Data supplied:
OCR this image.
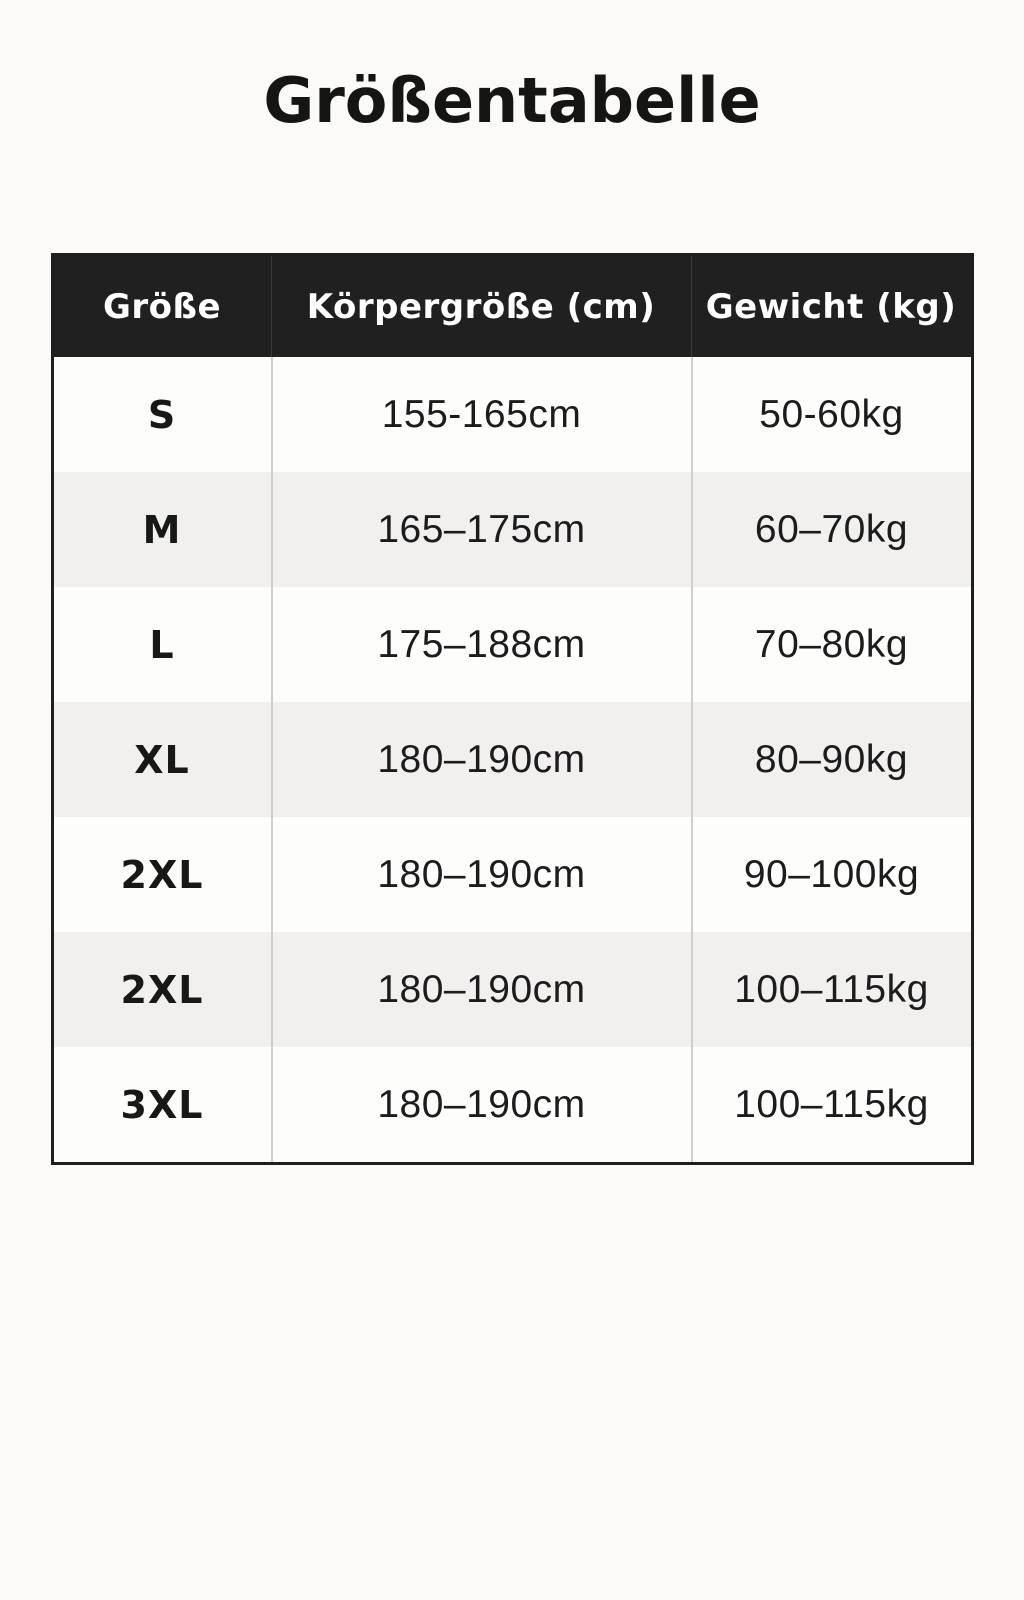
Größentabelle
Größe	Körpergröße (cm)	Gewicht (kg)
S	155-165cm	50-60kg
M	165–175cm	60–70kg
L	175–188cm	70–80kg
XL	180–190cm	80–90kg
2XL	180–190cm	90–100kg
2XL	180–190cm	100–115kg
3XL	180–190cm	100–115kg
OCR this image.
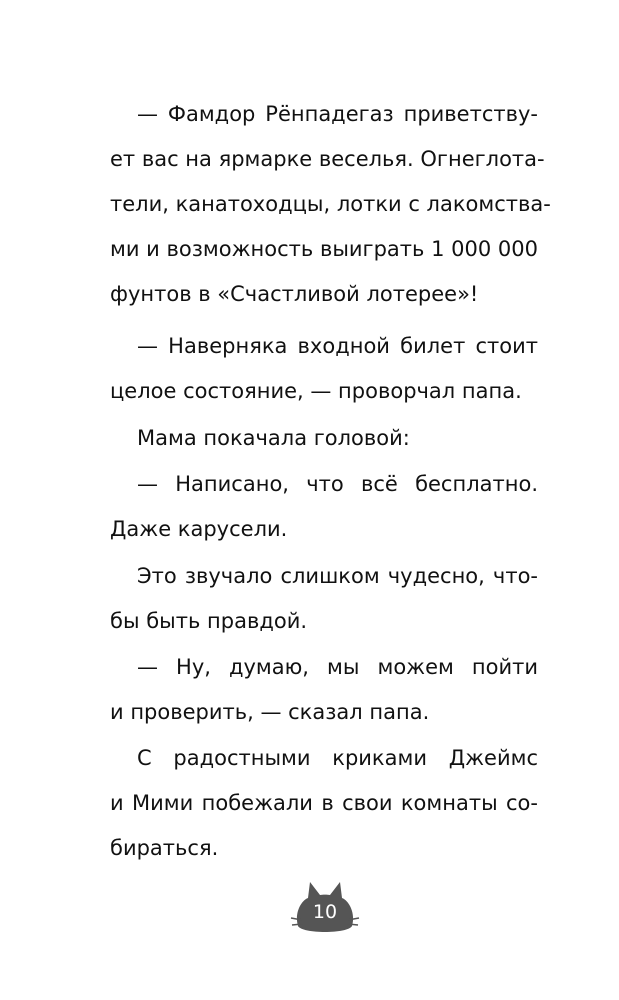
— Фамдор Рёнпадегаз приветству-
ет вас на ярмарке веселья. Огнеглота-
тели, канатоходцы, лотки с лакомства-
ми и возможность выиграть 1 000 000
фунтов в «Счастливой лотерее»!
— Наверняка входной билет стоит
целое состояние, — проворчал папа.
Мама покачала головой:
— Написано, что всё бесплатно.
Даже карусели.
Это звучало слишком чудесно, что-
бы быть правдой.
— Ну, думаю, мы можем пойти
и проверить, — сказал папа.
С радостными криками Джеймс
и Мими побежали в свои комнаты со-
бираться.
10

Work to be completed: Write every entry out again exactly, dropping the pictures.

Worked solution:
OCR this image.
Größentabelle
Größe	Körpergröße (cm)	Gewicht (kg)
S	155-165cm	50-60kg
M	165–175cm	60–70kg
L	175–188cm	70–80kg
XL	180–190cm	80–90kg
2XL	180–190cm	90–100kg
2XL	180–190cm	100–115kg
3XL	180–190cm	100–115kg
OCR this image.
— Фамдор Рёнпадегаз приветству-
ет вас на ярмарке веселья. Огнеглота-
тели, канатоходцы, лотки с лакомства-
ми и возможность выиграть 1 000 000
фунтов в «Счастливой лотерее»!
— Наверняка входной билет стоит
целое состояние, — проворчал папа.
Мама покачала головой:
— Написано, что всё бесплатно.
Даже карусели.
Это звучало слишком чудесно, что-
бы быть правдой.
— Ну, думаю, мы можем пойти
и проверить, — сказал папа.
С радостными криками Джеймс
и Мими побежали в свои комнаты со-
бираться.
10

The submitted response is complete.